TASK GOAL:
Repeat all of the material exactly as given.

--------------------------------------------------

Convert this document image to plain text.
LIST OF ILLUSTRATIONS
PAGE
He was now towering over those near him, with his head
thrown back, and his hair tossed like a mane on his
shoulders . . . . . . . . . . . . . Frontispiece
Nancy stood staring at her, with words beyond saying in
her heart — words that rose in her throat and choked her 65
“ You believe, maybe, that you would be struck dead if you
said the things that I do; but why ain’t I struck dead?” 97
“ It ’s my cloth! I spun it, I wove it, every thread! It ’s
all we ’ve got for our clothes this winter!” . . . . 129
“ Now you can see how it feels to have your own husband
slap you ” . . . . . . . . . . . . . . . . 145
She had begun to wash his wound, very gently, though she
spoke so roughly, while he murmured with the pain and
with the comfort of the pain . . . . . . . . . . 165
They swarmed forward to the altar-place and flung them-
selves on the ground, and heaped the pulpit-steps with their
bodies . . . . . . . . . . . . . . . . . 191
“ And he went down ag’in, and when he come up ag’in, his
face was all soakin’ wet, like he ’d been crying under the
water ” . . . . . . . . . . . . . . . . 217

--------------------------------------------------

SOLUTION FOR THIS EXERCISE:
Convert this document image to plain text.
LIST OF ILLUSTRATIONS
PAGE
He was now towering over those near him, with his head
thrown back, and his hair tossed like a mane on his
shoulders . . . . . . . . . . . . . Frontispiece
Nancy stood staring at her, with words beyond saying in
her heart — words that rose in her throat and choked her 65
“ You believe, maybe, that you would be struck dead if you
said the things that I do; but why ain’t I struck dead?” 97
“ It ’s my cloth! I spun it, I wove it, every thread! It ’s
all we ’ve got for our clothes this winter!” . . . . 129
“ Now you can see how it feels to have your own husband
slap you ” . . . . . . . . . . . . . . . . 145
She had begun to wash his wound, very gently, though she
spoke so roughly, while he murmured with the pain and
with the comfort of the pain . . . . . . . . . . 165
They swarmed forward to the altar-place and flung them-
selves on the ground, and heaped the pulpit-steps with their
bodies . . . . . . . . . . . . . . . . . 191
“ And he went down ag’in, and when he come up ag’in, his
face was all soakin’ wet, like he ’d been crying under the
water ” . . . . . . . . . . . . . . . . 217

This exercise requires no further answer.